▸ **Given data**:
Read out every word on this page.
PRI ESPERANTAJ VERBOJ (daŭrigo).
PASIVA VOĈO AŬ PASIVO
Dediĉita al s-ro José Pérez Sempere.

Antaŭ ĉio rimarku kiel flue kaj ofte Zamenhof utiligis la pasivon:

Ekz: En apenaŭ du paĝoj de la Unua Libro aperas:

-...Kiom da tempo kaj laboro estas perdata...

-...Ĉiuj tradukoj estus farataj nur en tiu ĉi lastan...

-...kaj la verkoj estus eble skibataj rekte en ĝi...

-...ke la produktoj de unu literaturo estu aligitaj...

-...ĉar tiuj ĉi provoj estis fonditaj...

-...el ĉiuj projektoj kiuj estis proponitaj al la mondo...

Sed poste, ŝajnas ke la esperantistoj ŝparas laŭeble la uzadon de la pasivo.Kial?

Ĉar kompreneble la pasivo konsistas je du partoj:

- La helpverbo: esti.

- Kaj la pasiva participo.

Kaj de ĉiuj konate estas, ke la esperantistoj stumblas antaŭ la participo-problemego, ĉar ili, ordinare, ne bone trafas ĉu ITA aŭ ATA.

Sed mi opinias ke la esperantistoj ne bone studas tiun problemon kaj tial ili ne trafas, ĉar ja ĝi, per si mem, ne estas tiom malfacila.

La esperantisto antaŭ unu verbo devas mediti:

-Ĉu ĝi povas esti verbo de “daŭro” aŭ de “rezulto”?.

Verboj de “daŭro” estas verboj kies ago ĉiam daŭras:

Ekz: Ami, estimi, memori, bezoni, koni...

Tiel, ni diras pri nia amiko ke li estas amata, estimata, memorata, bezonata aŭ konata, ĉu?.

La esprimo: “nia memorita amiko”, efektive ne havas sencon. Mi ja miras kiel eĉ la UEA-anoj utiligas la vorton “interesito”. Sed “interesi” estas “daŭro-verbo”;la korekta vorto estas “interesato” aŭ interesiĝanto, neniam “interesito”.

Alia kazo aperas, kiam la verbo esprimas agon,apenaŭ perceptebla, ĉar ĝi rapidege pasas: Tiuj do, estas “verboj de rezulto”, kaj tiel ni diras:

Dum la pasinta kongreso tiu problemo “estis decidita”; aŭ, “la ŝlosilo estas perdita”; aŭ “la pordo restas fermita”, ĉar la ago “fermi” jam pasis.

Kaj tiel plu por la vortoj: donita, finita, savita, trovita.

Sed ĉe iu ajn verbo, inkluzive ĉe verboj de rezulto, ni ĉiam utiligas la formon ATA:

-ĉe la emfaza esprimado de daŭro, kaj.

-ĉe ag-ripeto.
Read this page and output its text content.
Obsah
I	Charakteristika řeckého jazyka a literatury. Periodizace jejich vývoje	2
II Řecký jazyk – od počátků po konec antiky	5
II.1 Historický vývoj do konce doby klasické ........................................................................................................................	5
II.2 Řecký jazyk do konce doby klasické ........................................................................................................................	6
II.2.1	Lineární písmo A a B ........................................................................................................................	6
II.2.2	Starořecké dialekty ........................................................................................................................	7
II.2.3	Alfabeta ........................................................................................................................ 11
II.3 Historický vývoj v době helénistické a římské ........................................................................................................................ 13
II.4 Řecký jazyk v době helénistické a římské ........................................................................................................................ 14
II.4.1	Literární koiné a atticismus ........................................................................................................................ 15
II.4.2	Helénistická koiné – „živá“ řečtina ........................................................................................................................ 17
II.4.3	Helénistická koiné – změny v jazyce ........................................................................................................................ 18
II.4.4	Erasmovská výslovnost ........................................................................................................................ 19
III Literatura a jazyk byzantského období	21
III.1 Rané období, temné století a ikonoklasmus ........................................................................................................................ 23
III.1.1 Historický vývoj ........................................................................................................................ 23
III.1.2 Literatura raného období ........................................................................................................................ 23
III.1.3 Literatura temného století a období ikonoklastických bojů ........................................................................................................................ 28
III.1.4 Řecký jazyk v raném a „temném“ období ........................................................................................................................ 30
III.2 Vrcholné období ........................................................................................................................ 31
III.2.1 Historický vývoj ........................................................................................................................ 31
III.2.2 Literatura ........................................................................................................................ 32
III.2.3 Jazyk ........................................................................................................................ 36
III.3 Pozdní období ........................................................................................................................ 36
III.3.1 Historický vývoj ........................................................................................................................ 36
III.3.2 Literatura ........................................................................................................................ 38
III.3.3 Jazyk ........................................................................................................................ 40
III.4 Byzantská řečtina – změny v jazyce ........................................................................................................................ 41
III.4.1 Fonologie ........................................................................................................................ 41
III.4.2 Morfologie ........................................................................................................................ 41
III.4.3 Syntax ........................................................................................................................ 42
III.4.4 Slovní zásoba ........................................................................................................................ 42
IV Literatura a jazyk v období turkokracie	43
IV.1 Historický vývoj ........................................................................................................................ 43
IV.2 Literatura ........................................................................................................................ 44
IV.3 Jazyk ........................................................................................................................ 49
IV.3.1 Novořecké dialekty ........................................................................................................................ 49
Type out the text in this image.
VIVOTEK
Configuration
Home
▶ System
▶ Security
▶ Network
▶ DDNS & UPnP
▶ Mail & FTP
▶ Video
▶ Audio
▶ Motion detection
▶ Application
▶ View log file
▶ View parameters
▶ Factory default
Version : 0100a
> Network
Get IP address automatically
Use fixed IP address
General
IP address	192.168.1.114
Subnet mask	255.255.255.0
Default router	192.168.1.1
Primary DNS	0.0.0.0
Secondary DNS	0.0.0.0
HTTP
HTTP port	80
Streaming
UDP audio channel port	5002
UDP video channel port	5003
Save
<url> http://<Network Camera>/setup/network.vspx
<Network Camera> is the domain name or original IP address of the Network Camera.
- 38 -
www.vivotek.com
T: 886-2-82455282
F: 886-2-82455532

▸ **Problem to solve**: Transcribe the full listing above without leaving anything out.

▸ **Final result**:
Read out every word on this page.
PRI ESPERANTAJ VERBOJ (daŭrigo).
PASIVA VOĈO AŬ PASIVO
Dediĉita al s-ro José Pérez Sempere.

Antaŭ ĉio rimarku kiel flue kaj ofte Zamenhof utiligis la pasivon:

Ekz: En apenaŭ du paĝoj de la Unua Libro aperas:

-...Kiom da tempo kaj laboro estas perdata...

-...Ĉiuj tradukoj estus farataj nur en tiu ĉi lastan...

-...kaj la verkoj estus eble skibataj rekte en ĝi...

-...ke la produktoj de unu literaturo estu aligitaj...

-...ĉar tiuj ĉi provoj estis fonditaj...

-...el ĉiuj projektoj kiuj estis proponitaj al la mondo...

Sed poste, ŝajnas ke la esperantistoj ŝparas laŭeble la uzadon de la pasivo.Kial?

Ĉar kompreneble la pasivo konsistas je du partoj:

- La helpverbo: esti.

- Kaj la pasiva participo.

Kaj de ĉiuj konate estas, ke la esperantistoj stumblas antaŭ la participo-problemego, ĉar ili, ordinare, ne bone trafas ĉu ITA aŭ ATA.

Sed mi opinias ke la esperantistoj ne bone studas tiun problemon kaj tial ili ne trafas, ĉar ja ĝi, per si mem, ne estas tiom malfacila.

La esperantisto antaŭ unu verbo devas mediti:

-Ĉu ĝi povas esti verbo de “daŭro” aŭ de “rezulto”?.

Verboj de “daŭro” estas verboj kies ago ĉiam daŭras:

Ekz: Ami, estimi, memori, bezoni, koni...

Tiel, ni diras pri nia amiko ke li estas amata, estimata, memorata, bezonata aŭ konata, ĉu?.

La esprimo: “nia memorita amiko”, efektive ne havas sencon. Mi ja miras kiel eĉ la UEA-anoj utiligas la vorton “interesito”. Sed “interesi” estas “daŭro-verbo”;la korekta vorto estas “interesato” aŭ interesiĝanto, neniam “interesito”.

Alia kazo aperas, kiam la verbo esprimas agon,apenaŭ perceptebla, ĉar ĝi rapidege pasas: Tiuj do, estas “verboj de rezulto”, kaj tiel ni diras:

Dum la pasinta kongreso tiu problemo “estis decidita”; aŭ, “la ŝlosilo estas perdita”; aŭ “la pordo restas fermita”, ĉar la ago “fermi” jam pasis.

Kaj tiel plu por la vortoj: donita, finita, savita, trovita.

Sed ĉe iu ajn verbo, inkluzive ĉe verboj de rezulto, ni ĉiam utiligas la formon ATA:

-ĉe la emfaza esprimado de daŭro, kaj.

-ĉe ag-ripeto.
Read this page and output its text content.
Obsah
I	Charakteristika řeckého jazyka a literatury. Periodizace jejich vývoje	2
II Řecký jazyk – od počátků po konec antiky	5
II.1 Historický vývoj do konce doby klasické ........................................................................................................................	5
II.2 Řecký jazyk do konce doby klasické ........................................................................................................................	6
II.2.1	Lineární písmo A a B ........................................................................................................................	6
II.2.2	Starořecké dialekty ........................................................................................................................	7
II.2.3	Alfabeta ........................................................................................................................ 11
II.3 Historický vývoj v době helénistické a římské ........................................................................................................................ 13
II.4 Řecký jazyk v době helénistické a římské ........................................................................................................................ 14
II.4.1	Literární koiné a atticismus ........................................................................................................................ 15
II.4.2	Helénistická koiné – „živá“ řečtina ........................................................................................................................ 17
II.4.3	Helénistická koiné – změny v jazyce ........................................................................................................................ 18
II.4.4	Erasmovská výslovnost ........................................................................................................................ 19
III Literatura a jazyk byzantského období	21
III.1 Rané období, temné století a ikonoklasmus ........................................................................................................................ 23
III.1.1 Historický vývoj ........................................................................................................................ 23
III.1.2 Literatura raného období ........................................................................................................................ 23
III.1.3 Literatura temného století a období ikonoklastických bojů ........................................................................................................................ 28
III.1.4 Řecký jazyk v raném a „temném“ období ........................................................................................................................ 30
III.2 Vrcholné období ........................................................................................................................ 31
III.2.1 Historický vývoj ........................................................................................................................ 31
III.2.2 Literatura ........................................................................................................................ 32
III.2.3 Jazyk ........................................................................................................................ 36
III.3 Pozdní období ........................................................................................................................ 36
III.3.1 Historický vývoj ........................................................................................................................ 36
III.3.2 Literatura ........................................................................................................................ 38
III.3.3 Jazyk ........................................................................................................................ 40
III.4 Byzantská řečtina – změny v jazyce ........................................................................................................................ 41
III.4.1 Fonologie ........................................................................................................................ 41
III.4.2 Morfologie ........................................................................................................................ 41
III.4.3 Syntax ........................................................................................................................ 42
III.4.4 Slovní zásoba ........................................................................................................................ 42
IV Literatura a jazyk v období turkokracie	43
IV.1 Historický vývoj ........................................................................................................................ 43
IV.2 Literatura ........................................................................................................................ 44
IV.3 Jazyk ........................................................................................................................ 49
IV.3.1 Novořecké dialekty ........................................................................................................................ 49
Type out the text in this image.
VIVOTEK
Configuration
Home
▶ System
▶ Security
▶ Network
▶ DDNS & UPnP
▶ Mail & FTP
▶ Video
▶ Audio
▶ Motion detection
▶ Application
▶ View log file
▶ View parameters
▶ Factory default
Version : 0100a
> Network
Get IP address automatically
Use fixed IP address
General
IP address	192.168.1.114
Subnet mask	255.255.255.0
Default router	192.168.1.1
Primary DNS	0.0.0.0
Secondary DNS	0.0.0.0
HTTP
HTTP port	80
Streaming
UDP audio channel port	5002
UDP video channel port	5003
Save
<url> http://<Network Camera>/setup/network.vspx
<Network Camera> is the domain name or original IP address of the Network Camera.
- 38 -
www.vivotek.com
T: 886-2-82455282
F: 886-2-82455532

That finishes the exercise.